## Task details
Render every entry exactly as it appears.

Figure record extracts

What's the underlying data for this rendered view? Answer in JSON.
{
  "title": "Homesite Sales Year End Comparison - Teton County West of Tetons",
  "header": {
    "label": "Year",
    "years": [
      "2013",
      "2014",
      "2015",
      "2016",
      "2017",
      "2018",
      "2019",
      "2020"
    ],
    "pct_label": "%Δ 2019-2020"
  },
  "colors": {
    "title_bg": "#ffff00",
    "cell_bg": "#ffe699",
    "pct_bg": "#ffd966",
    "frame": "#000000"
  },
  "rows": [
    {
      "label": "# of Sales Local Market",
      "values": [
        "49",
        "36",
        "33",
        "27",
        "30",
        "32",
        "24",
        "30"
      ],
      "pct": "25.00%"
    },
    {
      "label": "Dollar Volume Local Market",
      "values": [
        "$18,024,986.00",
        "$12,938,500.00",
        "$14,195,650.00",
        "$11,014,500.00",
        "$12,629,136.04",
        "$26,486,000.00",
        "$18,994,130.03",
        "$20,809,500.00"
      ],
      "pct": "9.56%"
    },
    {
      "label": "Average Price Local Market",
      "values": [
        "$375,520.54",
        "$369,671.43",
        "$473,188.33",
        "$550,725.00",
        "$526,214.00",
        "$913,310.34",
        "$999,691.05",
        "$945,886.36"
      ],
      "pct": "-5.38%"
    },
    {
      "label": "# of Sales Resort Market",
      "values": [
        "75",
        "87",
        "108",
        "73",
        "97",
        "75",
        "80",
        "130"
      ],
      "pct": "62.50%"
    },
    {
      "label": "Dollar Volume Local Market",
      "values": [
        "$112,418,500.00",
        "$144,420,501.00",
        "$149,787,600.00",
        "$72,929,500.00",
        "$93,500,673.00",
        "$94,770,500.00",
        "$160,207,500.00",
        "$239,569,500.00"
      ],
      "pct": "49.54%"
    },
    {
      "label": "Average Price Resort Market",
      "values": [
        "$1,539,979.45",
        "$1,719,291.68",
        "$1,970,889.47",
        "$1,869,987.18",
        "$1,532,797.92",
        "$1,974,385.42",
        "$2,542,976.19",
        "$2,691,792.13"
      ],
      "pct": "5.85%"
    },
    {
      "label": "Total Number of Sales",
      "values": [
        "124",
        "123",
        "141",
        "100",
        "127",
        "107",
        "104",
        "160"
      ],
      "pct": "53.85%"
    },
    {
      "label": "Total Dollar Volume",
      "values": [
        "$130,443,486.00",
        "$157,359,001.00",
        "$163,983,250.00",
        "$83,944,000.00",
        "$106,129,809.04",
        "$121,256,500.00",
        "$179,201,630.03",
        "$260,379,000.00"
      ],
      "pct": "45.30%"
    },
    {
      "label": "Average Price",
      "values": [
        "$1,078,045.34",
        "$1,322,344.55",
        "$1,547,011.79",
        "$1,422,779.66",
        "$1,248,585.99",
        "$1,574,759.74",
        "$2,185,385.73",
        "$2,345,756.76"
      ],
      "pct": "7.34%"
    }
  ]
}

## Output for this exercise
What's the underlying data for this rendered view? Answer in JSON.
{
  "title": "Homesite Sales Year End Comparison - Teton County West of Tetons",
  "header": {
    "label": "Year",
    "years": [
      "2013",
      "2014",
      "2015",
      "2016",
      "2017",
      "2018",
      "2019",
      "2020"
    ],
    "pct_label": "%Δ 2019-2020"
  },
  "colors": {
    "title_bg": "#ffff00",
    "cell_bg": "#ffe699",
    "pct_bg": "#ffd966",
    "frame": "#000000"
  },
  "rows": [
    {
      "label": "# of Sales Local Market",
      "values": [
        "49",
        "36",
        "33",
        "27",
        "30",
        "32",
        "24",
        "30"
      ],
      "pct": "25.00%"
    },
    {
      "label": "Dollar Volume Local Market",
      "values": [
        "$18,024,986.00",
        "$12,938,500.00",
        "$14,195,650.00",
        "$11,014,500.00",
        "$12,629,136.04",
        "$26,486,000.00",
        "$18,994,130.03",
        "$20,809,500.00"
      ],
      "pct": "9.56%"
    },
    {
      "label": "Average Price Local Market",
      "values": [
        "$375,520.54",
        "$369,671.43",
        "$473,188.33",
        "$550,725.00",
        "$526,214.00",
        "$913,310.34",
        "$999,691.05",
        "$945,886.36"
      ],
      "pct": "-5.38%"
    },
    {
      "label": "# of Sales Resort Market",
      "values": [
        "75",
        "87",
        "108",
        "73",
        "97",
        "75",
        "80",
        "130"
      ],
      "pct": "62.50%"
    },
    {
      "label": "Dollar Volume Local Market",
      "values": [
        "$112,418,500.00",
        "$144,420,501.00",
        "$149,787,600.00",
        "$72,929,500.00",
        "$93,500,673.00",
        "$94,770,500.00",
        "$160,207,500.00",
        "$239,569,500.00"
      ],
      "pct": "49.54%"
    },
    {
      "label": "Average Price Resort Market",
      "values": [
        "$1,539,979.45",
        "$1,719,291.68",
        "$1,970,889.47",
        "$1,869,987.18",
        "$1,532,797.92",
        "$1,974,385.42",
        "$2,542,976.19",
        "$2,691,792.13"
      ],
      "pct": "5.85%"
    },
    {
      "label": "Total Number of Sales",
      "values": [
        "124",
        "123",
        "141",
        "100",
        "127",
        "107",
        "104",
        "160"
      ],
      "pct": "53.85%"
    },
    {
      "label": "Total Dollar Volume",
      "values": [
        "$130,443,486.00",
        "$157,359,001.00",
        "$163,983,250.00",
        "$83,944,000.00",
        "$106,129,809.04",
        "$121,256,500.00",
        "$179,201,630.03",
        "$260,379,000.00"
      ],
      "pct": "45.30%"
    },
    {
      "label": "Average Price",
      "values": [
        "$1,078,045.34",
        "$1,322,344.55",
        "$1,547,011.79",
        "$1,422,779.66",
        "$1,248,585.99",
        "$1,574,759.74",
        "$2,185,385.73",
        "$2,345,756.76"
      ],
      "pct": "7.34%"
    }
  ]
}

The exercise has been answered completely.